(Recorded data)
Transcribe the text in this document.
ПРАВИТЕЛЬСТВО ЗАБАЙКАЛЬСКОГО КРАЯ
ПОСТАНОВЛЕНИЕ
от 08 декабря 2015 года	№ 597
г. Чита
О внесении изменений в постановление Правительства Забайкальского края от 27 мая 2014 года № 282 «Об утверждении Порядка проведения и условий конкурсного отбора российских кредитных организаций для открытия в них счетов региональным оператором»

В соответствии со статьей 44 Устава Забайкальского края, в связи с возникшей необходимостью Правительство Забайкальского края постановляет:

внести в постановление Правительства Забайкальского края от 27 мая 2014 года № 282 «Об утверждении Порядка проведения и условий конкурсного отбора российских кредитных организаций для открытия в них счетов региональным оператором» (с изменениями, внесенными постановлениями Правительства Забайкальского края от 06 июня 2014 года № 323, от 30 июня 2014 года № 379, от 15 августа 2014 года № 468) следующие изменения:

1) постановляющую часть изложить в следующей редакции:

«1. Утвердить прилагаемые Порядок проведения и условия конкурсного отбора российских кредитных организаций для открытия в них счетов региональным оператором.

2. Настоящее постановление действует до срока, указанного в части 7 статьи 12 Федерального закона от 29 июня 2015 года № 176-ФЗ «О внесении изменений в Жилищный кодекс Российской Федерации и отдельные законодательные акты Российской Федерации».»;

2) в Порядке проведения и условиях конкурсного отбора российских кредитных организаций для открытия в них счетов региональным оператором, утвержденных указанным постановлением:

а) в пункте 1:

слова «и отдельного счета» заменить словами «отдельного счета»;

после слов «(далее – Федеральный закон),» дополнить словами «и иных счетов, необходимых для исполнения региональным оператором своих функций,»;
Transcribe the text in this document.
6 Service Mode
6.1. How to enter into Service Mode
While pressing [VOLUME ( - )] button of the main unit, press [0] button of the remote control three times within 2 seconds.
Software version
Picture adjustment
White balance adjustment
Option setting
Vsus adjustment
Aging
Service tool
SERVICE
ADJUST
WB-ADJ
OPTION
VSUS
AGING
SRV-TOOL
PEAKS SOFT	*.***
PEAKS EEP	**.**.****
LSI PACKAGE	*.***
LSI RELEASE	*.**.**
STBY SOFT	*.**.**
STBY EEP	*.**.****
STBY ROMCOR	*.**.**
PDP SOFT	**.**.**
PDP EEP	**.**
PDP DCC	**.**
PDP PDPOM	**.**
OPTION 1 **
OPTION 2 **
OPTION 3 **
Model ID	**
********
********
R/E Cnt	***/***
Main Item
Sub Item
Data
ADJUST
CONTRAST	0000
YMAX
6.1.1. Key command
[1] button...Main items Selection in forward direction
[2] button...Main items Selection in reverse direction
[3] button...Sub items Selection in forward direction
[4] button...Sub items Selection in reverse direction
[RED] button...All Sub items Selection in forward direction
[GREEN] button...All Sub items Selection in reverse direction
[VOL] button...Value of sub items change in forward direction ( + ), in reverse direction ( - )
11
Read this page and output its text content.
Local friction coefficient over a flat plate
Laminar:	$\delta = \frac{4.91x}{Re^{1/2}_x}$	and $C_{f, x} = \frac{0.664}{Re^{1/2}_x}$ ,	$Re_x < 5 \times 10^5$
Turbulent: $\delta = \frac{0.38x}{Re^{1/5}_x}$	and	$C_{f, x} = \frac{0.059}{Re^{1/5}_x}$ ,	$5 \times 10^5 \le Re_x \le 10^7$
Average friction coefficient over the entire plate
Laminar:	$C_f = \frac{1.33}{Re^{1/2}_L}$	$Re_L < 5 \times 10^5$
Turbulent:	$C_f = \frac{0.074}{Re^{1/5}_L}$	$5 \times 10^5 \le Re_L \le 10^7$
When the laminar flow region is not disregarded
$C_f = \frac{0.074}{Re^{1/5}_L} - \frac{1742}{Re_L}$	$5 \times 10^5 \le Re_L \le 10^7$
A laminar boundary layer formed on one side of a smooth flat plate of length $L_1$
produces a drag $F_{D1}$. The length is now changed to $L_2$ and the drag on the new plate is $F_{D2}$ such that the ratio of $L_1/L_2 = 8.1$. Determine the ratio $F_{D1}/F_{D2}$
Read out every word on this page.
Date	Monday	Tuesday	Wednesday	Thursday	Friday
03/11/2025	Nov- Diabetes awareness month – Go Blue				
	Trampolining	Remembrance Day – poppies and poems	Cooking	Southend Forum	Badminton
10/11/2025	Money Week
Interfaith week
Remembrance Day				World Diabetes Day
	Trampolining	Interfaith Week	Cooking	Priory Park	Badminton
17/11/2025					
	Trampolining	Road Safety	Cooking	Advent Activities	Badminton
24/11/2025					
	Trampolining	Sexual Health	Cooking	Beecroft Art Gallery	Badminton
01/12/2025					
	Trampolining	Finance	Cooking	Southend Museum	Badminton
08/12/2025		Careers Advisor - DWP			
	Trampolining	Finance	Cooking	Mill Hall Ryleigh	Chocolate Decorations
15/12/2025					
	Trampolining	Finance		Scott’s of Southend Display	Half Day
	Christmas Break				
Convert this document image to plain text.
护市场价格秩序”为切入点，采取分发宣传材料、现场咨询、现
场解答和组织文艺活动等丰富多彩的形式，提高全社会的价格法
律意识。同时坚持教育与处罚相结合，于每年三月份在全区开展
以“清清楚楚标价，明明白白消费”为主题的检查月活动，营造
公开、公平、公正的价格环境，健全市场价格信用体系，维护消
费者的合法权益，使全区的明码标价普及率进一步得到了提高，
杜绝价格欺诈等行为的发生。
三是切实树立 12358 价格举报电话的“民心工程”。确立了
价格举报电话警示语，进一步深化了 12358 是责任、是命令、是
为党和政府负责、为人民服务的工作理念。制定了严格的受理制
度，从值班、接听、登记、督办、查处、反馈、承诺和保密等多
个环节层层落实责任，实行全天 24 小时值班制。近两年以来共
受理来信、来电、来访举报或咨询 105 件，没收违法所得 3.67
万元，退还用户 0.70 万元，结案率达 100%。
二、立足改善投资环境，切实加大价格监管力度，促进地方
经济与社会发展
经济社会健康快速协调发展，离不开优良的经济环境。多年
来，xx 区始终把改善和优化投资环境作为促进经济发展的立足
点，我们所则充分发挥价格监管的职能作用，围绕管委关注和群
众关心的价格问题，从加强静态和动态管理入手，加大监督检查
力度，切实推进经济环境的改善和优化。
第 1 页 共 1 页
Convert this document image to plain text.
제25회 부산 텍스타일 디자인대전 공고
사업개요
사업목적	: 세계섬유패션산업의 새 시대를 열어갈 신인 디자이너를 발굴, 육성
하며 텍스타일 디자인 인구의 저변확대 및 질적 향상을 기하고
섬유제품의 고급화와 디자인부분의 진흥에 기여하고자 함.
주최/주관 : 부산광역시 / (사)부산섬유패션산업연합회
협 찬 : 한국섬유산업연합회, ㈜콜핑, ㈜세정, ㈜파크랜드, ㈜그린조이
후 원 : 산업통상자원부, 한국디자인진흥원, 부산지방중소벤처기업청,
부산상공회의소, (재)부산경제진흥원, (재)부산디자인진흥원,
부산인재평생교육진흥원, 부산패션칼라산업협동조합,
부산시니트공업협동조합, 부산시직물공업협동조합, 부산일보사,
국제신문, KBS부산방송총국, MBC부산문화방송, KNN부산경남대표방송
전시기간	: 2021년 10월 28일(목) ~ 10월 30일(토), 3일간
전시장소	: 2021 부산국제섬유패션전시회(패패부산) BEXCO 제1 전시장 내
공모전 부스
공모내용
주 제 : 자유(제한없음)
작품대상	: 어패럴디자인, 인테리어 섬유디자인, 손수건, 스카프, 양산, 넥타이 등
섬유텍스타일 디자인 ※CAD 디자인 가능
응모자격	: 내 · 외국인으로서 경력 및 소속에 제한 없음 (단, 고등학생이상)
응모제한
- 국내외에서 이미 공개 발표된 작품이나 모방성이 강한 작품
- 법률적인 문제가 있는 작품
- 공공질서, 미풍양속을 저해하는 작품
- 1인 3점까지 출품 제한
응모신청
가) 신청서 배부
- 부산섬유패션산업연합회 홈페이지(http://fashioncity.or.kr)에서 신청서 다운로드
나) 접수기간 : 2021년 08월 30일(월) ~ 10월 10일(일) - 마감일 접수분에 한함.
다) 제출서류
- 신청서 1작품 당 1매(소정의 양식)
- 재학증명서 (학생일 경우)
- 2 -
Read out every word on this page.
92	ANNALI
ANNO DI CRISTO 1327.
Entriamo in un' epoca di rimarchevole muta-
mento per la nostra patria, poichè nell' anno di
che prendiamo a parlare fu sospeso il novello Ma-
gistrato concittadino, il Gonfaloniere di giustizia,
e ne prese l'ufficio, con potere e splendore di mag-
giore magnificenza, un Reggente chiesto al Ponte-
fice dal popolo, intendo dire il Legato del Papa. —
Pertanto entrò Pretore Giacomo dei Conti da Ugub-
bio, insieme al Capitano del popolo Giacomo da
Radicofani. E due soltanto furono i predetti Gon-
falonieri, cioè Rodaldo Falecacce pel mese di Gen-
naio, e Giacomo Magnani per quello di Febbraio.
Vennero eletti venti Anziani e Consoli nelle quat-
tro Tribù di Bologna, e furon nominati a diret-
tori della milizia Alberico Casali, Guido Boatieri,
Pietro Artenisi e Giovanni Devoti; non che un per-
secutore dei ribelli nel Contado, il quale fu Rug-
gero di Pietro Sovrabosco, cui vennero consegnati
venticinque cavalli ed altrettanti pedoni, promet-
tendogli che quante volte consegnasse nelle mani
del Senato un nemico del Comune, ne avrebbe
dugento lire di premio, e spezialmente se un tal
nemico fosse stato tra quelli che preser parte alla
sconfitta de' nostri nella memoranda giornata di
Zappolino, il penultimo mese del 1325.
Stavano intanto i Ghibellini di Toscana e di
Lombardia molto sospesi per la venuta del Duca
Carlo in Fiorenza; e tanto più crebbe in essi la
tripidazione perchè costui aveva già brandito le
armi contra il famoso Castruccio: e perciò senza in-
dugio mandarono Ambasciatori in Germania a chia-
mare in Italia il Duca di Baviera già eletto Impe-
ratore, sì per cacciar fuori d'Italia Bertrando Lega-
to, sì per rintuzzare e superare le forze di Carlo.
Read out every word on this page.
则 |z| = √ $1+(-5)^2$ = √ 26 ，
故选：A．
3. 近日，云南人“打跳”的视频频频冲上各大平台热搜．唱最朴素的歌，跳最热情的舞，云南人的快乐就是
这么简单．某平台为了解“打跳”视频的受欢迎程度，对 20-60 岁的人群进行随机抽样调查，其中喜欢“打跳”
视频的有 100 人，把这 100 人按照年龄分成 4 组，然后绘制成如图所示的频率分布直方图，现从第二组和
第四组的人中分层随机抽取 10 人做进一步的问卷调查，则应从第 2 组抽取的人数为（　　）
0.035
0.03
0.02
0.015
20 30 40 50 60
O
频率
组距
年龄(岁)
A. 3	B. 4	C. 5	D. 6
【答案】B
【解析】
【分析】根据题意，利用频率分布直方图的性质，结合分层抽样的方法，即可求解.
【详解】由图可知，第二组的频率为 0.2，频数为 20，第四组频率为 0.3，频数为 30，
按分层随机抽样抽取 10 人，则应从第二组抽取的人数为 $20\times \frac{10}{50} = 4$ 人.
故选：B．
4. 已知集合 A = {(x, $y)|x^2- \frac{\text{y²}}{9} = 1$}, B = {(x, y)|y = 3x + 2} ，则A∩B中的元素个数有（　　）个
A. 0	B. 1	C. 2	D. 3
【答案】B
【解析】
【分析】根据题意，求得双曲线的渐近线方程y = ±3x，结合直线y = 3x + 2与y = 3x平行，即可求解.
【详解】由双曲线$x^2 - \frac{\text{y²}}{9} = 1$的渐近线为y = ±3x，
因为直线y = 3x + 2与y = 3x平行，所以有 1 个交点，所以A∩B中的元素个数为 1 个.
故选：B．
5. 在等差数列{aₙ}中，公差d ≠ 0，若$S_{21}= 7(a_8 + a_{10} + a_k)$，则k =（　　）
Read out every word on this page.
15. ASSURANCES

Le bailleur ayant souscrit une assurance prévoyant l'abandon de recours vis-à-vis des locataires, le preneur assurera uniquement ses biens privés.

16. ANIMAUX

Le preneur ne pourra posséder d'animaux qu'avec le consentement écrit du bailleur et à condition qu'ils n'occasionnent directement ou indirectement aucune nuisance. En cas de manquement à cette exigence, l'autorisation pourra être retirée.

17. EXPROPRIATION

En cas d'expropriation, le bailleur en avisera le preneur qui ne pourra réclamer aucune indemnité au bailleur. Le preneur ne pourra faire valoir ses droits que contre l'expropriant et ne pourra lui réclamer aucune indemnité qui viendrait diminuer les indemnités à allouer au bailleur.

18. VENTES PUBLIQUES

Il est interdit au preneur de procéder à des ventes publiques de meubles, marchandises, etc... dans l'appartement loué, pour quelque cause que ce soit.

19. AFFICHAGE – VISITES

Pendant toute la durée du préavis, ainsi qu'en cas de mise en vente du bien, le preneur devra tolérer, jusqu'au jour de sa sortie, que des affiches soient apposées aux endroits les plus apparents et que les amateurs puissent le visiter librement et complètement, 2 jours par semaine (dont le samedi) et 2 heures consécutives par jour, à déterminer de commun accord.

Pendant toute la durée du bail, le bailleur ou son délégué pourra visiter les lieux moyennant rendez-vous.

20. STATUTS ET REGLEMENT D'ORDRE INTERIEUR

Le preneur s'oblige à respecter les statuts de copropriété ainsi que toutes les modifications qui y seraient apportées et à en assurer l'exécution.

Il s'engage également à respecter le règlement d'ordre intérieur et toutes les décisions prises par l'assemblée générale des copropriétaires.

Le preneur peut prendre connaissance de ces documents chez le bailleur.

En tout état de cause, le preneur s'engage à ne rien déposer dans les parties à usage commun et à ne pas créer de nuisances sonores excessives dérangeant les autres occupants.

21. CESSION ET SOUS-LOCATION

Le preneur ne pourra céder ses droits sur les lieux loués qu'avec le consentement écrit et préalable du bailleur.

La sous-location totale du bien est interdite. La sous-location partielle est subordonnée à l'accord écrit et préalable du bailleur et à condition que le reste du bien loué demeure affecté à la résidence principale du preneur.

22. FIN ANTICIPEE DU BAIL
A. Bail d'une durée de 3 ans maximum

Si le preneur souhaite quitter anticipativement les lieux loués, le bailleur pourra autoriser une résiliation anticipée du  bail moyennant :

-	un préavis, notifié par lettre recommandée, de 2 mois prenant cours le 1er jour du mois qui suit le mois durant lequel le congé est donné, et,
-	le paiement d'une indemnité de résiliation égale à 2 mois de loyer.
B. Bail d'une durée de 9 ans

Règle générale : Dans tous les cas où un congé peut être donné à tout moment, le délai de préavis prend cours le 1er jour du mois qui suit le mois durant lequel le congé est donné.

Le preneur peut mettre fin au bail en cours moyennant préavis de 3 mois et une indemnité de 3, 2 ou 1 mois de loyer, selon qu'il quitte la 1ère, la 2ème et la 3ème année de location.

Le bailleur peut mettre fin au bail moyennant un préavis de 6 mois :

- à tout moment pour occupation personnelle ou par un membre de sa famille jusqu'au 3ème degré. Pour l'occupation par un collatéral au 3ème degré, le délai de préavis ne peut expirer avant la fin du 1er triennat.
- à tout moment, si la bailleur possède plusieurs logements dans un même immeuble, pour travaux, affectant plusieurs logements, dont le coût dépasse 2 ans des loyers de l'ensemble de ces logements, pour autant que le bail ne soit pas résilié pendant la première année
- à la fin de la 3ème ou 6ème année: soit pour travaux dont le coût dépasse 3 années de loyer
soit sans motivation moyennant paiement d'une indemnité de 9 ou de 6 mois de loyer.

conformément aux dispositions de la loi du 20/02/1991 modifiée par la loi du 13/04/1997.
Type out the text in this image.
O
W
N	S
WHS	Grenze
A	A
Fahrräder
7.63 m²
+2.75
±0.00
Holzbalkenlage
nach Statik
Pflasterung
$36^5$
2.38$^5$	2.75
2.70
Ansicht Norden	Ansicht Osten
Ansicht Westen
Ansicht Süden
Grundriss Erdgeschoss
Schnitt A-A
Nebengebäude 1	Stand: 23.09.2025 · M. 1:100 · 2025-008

* [WHAT YOU NEED TO DO]: Filter the entries down to the lines containing "Ansicht". Copy each of those lines.

* [THE COMPLETED TASK]:
Ansicht Norden	Ansicht Osten
Ansicht Westen
Ansicht Süden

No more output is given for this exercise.